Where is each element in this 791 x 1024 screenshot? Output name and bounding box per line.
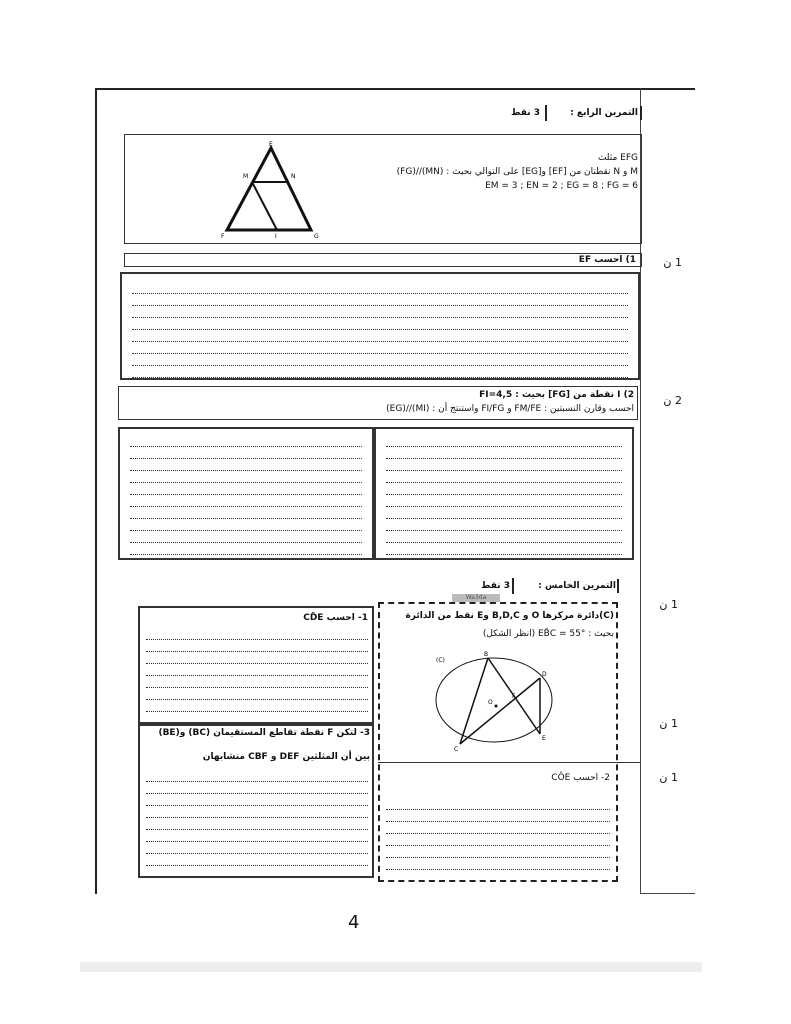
label-C2: C — [454, 746, 459, 753]
q2-answer-right[interactable] — [374, 427, 634, 560]
ex5-mark-mid: 1 ن — [659, 717, 678, 730]
exercise4-points: 3 نقط — [511, 108, 540, 118]
triangle-figure — [215, 138, 325, 240]
circle-figure — [430, 648, 560, 753]
ex5-top-mark: 1 ن — [659, 598, 678, 611]
label-M: M — [243, 173, 249, 180]
label-E: E — [269, 141, 273, 148]
label-D: D — [542, 671, 547, 678]
label-I: I — [275, 233, 277, 240]
label-O: O — [488, 699, 493, 706]
ex5-right-divider — [378, 762, 640, 763]
ex5-q3-line2: بين أن المثلثين DEF و CBF متشابهان — [202, 752, 370, 762]
ex5-q1-text: 1- احسب CD̂E — [303, 613, 368, 623]
q1-mark: 1 ن — [663, 256, 682, 269]
stamp: Wa3da — [452, 594, 500, 602]
page-number: 4 — [348, 912, 360, 933]
label-C-circle: (C) — [436, 657, 445, 664]
exercise4-title: التمرين الرابع : — [570, 108, 638, 118]
header5-sep — [512, 578, 514, 594]
q2-answer-left[interactable] — [118, 427, 374, 560]
header-bar — [640, 106, 642, 120]
label-N: N — [291, 173, 296, 180]
ex5-q3-answer[interactable] — [146, 770, 368, 866]
label-F2: F — [512, 693, 516, 700]
exercise4-given-line3: EM = 3 ; EN = 2 ; EG = 8 ; FG = 6 — [485, 181, 638, 191]
ex5-q1-answer[interactable] — [146, 628, 368, 724]
ex5-q2-answer[interactable] — [386, 798, 610, 870]
label-B: B — [484, 651, 489, 658]
ex5-q3-line1: 3- لتكن F نقطة تقاطع المستقيمان (BC) و(BE) — [158, 728, 370, 738]
q2-line1: 2) I نقطة من [FG] بحيث : FI=4,5 — [479, 390, 634, 400]
exercise4-given-line1: EFG مثلث — [597, 153, 638, 163]
q2-line2: احسب وقارن النسبتين : FM/FE و FI/FG واستنتج أن : (MI)//(EG) — [386, 404, 634, 414]
header5-bar — [617, 579, 619, 593]
q1-answer-box[interactable] — [120, 272, 640, 380]
exercise5-points: 3 نقط — [481, 581, 510, 591]
ex5-q2-text: 2- احسب CÔE — [551, 773, 610, 783]
header-sep — [545, 105, 547, 121]
bottom-strip — [80, 962, 702, 972]
ex5-given-line2: بحيث : EB̂C = 55° (انظر الشكل) — [482, 629, 614, 639]
exercise5-title: التمرين الخامس : — [538, 581, 616, 591]
exercise4-given-line2: M و N نقطتان من [EF] و[EG] على التوالي بحيث : (MN)//(FG) — [396, 167, 638, 177]
q2-mark: 2 ن — [663, 394, 682, 407]
label-E2: E — [542, 735, 546, 742]
q1-text: 1) احسب EF — [578, 255, 636, 265]
label-G: G — [314, 233, 319, 240]
ex5-q2-mark: 1 ن — [659, 771, 678, 784]
label-F: F — [221, 233, 225, 240]
ex5-given-line1: (C)دائرة مركزها O و B,D,C وE نقط من الدائرة — [405, 611, 614, 621]
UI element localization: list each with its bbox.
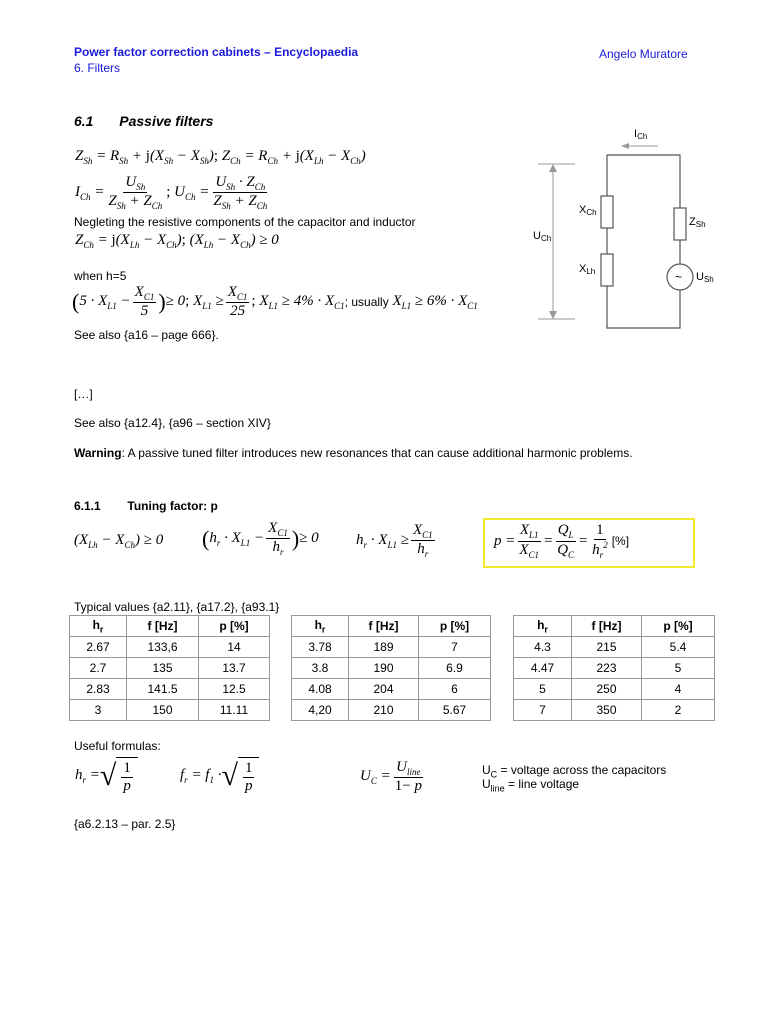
inductor-xlh-element (601, 254, 613, 286)
section-number: 6.1 (74, 113, 94, 129)
useful-formulas-label: Useful formulas: (74, 739, 161, 753)
uc-description: $U_C$ = voltage across the capacitors (482, 763, 667, 780)
formula-h5-condition: ( $5 \cdot X_{L1}$ − $\frac{X_{C1}}{5}$ ) ≥ 0; $X_{L1}$ ≥ $\frac{X_{C1}}{25}$ ; $X_{L1} \ge 4\% \cdot X_{C1}$ ; usually $X_{L1} \ge 6\% \cdot X_{C1}$ (72, 284, 478, 320)
label-zsh: ZSh (689, 216, 706, 229)
uline-description: $U_{line}$ = line voltage (482, 777, 580, 794)
formula-current-voltage: $I_{Ch}$ = $\frac{U_{Sh}}{Z_{Sh} + Z_{Ch}}$ ; $U_{Ch}$ = $\frac{U_{Sh} \cdot Z_{Ch}}{Z_{Sh} + Z_{Ch}}$ (75, 174, 268, 212)
document-title: Power factor correction cabinets – Encyclopaedia (74, 45, 359, 59)
table-header-row (70, 616, 270, 637)
subsection-title: Tuning factor: p (127, 499, 218, 513)
formula-fr: $f_r = f_1$ · √ $\frac{1}{p}$ (180, 757, 259, 796)
table-header-row (292, 616, 491, 637)
table-cell: 6 (419, 679, 491, 700)
usually-text: ; usually (344, 295, 389, 310)
ellipsis-text: […] (74, 387, 93, 401)
header-f: f [Hz] (127, 616, 199, 637)
table-cell: 11.11 (199, 700, 270, 721)
table-row (514, 679, 715, 700)
label-ich: ICh (634, 128, 648, 141)
table-row (70, 658, 270, 679)
table-row (514, 658, 715, 679)
header-hr: $h_r$ (70, 616, 127, 637)
label-xch: XCh (579, 204, 597, 217)
typical-values-table-1 (69, 615, 270, 721)
table-cell: 3 (70, 700, 127, 721)
table-cell: 7 (419, 637, 491, 658)
table-cell: 6.9 (419, 658, 491, 679)
warning-label: Warning (74, 446, 122, 460)
formula-reactance: $Z_{Ch} = j(X_{Lh} - X_{Ch})$; $(X_{Lh} - X_{Ch}) \ge 0$ (75, 232, 279, 250)
table-cell: 13.7 (199, 658, 270, 679)
table-cell: 204 (349, 679, 419, 700)
subsection-number: 6.1.1 (74, 499, 101, 513)
table-row (70, 637, 270, 658)
table-cell: 189 (349, 637, 419, 658)
table-cell: 5.67 (419, 700, 491, 721)
table-cell: 2.67 (70, 637, 127, 658)
formula-tuning-factor: p = $\frac{X_{L1}}{X_{C1}}$ = $\frac{Q_L}{Q_C}$ = $\frac{1}{h_r^2}$ [%] (494, 522, 630, 561)
table-cell: 210 (349, 700, 419, 721)
warning-paragraph (74, 446, 633, 460)
chapter-label: 6. Filters (74, 61, 121, 75)
formula-tuning-1: $(X_{Lh} - X_{Ch}) \ge 0$ (74, 532, 164, 550)
typical-values-table-3 (513, 615, 715, 721)
table-row (514, 637, 715, 658)
header-f: f [Hz] (349, 616, 419, 637)
table-cell: 4.47 (514, 658, 572, 679)
table-cell: 3.8 (292, 658, 349, 679)
formula-tuning-3: $h_r \cdot X_{L1}$ ≥ $\frac{X_{C1}}{h_r}$ (356, 522, 433, 560)
label-uch: UCh (533, 230, 552, 243)
table-cell: 4.3 (514, 637, 572, 658)
capacitor-xch-element (601, 196, 613, 228)
table-row (70, 700, 270, 721)
header-hr: $h_r$ (514, 616, 572, 637)
table-cell: 133,6 (127, 637, 199, 658)
table-row (514, 700, 715, 721)
table-cell: 150 (127, 700, 199, 721)
header-p: p [%] (642, 616, 715, 637)
typical-values-table-2 (291, 615, 491, 721)
table-cell: 135 (127, 658, 199, 679)
table-cell: 14 (199, 637, 270, 658)
table-row (292, 637, 491, 658)
table-cell: 4,20 (292, 700, 349, 721)
circuit-diagram (530, 120, 730, 335)
final-reference: {a6.2.13 – par. 2.5} (74, 817, 176, 831)
table-cell: 7 (514, 700, 572, 721)
table-row (70, 679, 270, 700)
header-p: p [%] (199, 616, 270, 637)
when-h-text: when h=5 (74, 269, 127, 283)
formula-hr: $h_r$ = √ $\frac{1}{p}$ (75, 757, 138, 796)
table-cell: 4 (642, 679, 715, 700)
table-cell: 3.78 (292, 637, 349, 658)
label-ush: USh (696, 271, 714, 284)
table-cell: 2.83 (70, 679, 127, 700)
table-cell: 250 (572, 679, 642, 700)
table-cell: 5 (514, 679, 572, 700)
table-row (292, 679, 491, 700)
table-cell: 5.4 (642, 637, 715, 658)
section-heading (74, 113, 213, 129)
author-name: Angelo Muratore (599, 47, 688, 61)
label-xlh: XLh (579, 263, 596, 276)
subsection-heading (74, 499, 218, 513)
neglecting-text: Negleting the resistive components of the capacitor and inductor (74, 215, 416, 229)
table-cell: 4.08 (292, 679, 349, 700)
impedance-zsh-element (674, 208, 686, 240)
table-row (292, 700, 491, 721)
table-cell: 5 (642, 658, 715, 679)
see-also-2: See also {a12.4}, {a96 – section XIV} (74, 416, 271, 430)
voltage-arrow-up (549, 164, 557, 172)
table-row (292, 658, 491, 679)
table-cell: 2.7 (70, 658, 127, 679)
table-cell: 2 (642, 700, 715, 721)
table-cell: 190 (349, 658, 419, 679)
voltage-arrow-down (549, 311, 557, 319)
table-cell: 12.5 (199, 679, 270, 700)
table-cell: 141.5 (127, 679, 199, 700)
formula-impedance: $Z_{Sh} = R_{Sh} + j(X_{Sh} - X_{Sh})$; $Z_{Ch} = R_{Ch} + j(X_{Lh} - X_{Ch})$ (75, 148, 366, 166)
percent-unit: [%] (611, 534, 630, 549)
section-title: Passive filters (119, 113, 214, 129)
typical-values-caption: Typical values {a2.11}, {a17.2}, {a93.1} (74, 600, 280, 614)
circuit-wire (607, 155, 683, 328)
table-cell: 223 (572, 658, 642, 679)
formula-uc: $U_C$ = $\frac{U_{line}}{1- p}$ (360, 759, 422, 795)
header-hr: $h_r$ (292, 616, 349, 637)
source-symbol: ~ (675, 270, 683, 284)
table-cell: 215 (572, 637, 642, 658)
formula-tuning-2: ( $h_r \cdot X_{L1}$ − $\frac{X_{C1}}{h_r}$ ) ≥ 0 (202, 520, 319, 558)
table-header-row (514, 616, 715, 637)
current-arrow-head (621, 143, 629, 149)
warning-text: : A passive tuned filter introduces new resonances that can cause additional harmonic problems. (121, 446, 633, 460)
header-p: p [%] (419, 616, 491, 637)
see-also-1: See also {a16 – page 666}. (74, 328, 219, 342)
header-f: f [Hz] (572, 616, 642, 637)
table-cell: 350 (572, 700, 642, 721)
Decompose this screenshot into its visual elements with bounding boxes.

= = = =

* [SHORT EXERCISE]:
Reproduce verbatim the item lines from the line with "inductor-xlh-element (601, 254, 613, 286)" up to and including the line with "warning-label: Warning (74, 446, 122, 460)".

* [EXERCISE RESULT]:
inductor-xlh-element (601, 254, 613, 286)
section-number: 6.1 (74, 113, 94, 129)
useful-formulas-label: Useful formulas: (74, 739, 161, 753)
uc-description: $U_C$ = voltage across the capacitors (482, 763, 667, 780)
formula-h5-condition: ( $5 \cdot X_{L1}$ − $\frac{X_{C1}}{5}$ ) ≥ 0; $X_{L1}$ ≥ $\frac{X_{C1}}{25}$ ; $X_{L1} \ge 4\% \cdot X_{C1}$ ; usually $X_{L1} \ge 6\% \cdot X_{C1}$ (72, 284, 478, 320)
label-zsh: ZSh (689, 216, 706, 229)
uline-description: $U_{line}$ = line voltage (482, 777, 580, 794)
formula-current-voltage: $I_{Ch}$ = $\frac{U_{Sh}}{Z_{Sh} + Z_{Ch}}$ ; $U_{Ch}$ = $\frac{U_{Sh} \cdot Z_{Ch}}{Z_{Sh} + Z_{Ch}}$ (75, 174, 268, 212)
document-title: Power factor correction cabinets – Encyclopaedia (74, 45, 359, 59)
table-header-row (70, 616, 270, 637)
subsection-title: Tuning factor: p (127, 499, 218, 513)
formula-fr: $f_r = f_1$ · √ $\frac{1}{p}$ (180, 757, 259, 796)
table-header-row (292, 616, 491, 637)
table-cell: 6 (419, 679, 491, 700)
usually-text: ; usually (344, 295, 389, 310)
ellipsis-text: […] (74, 387, 93, 401)
header-f: f [Hz] (127, 616, 199, 637)
table-cell: 11.11 (199, 700, 270, 721)
table-row (514, 679, 715, 700)
label-ich: ICh (634, 128, 648, 141)
table-row (70, 658, 270, 679)
table-row (514, 658, 715, 679)
header-hr: $h_r$ (70, 616, 127, 637)
label-xch: XCh (579, 204, 597, 217)
typical-values-table-1 (69, 615, 270, 721)
table-cell: 3 (70, 700, 127, 721)
table-cell: 7 (419, 637, 491, 658)
table-cell: 6.9 (419, 658, 491, 679)
warning-label: Warning (74, 446, 122, 460)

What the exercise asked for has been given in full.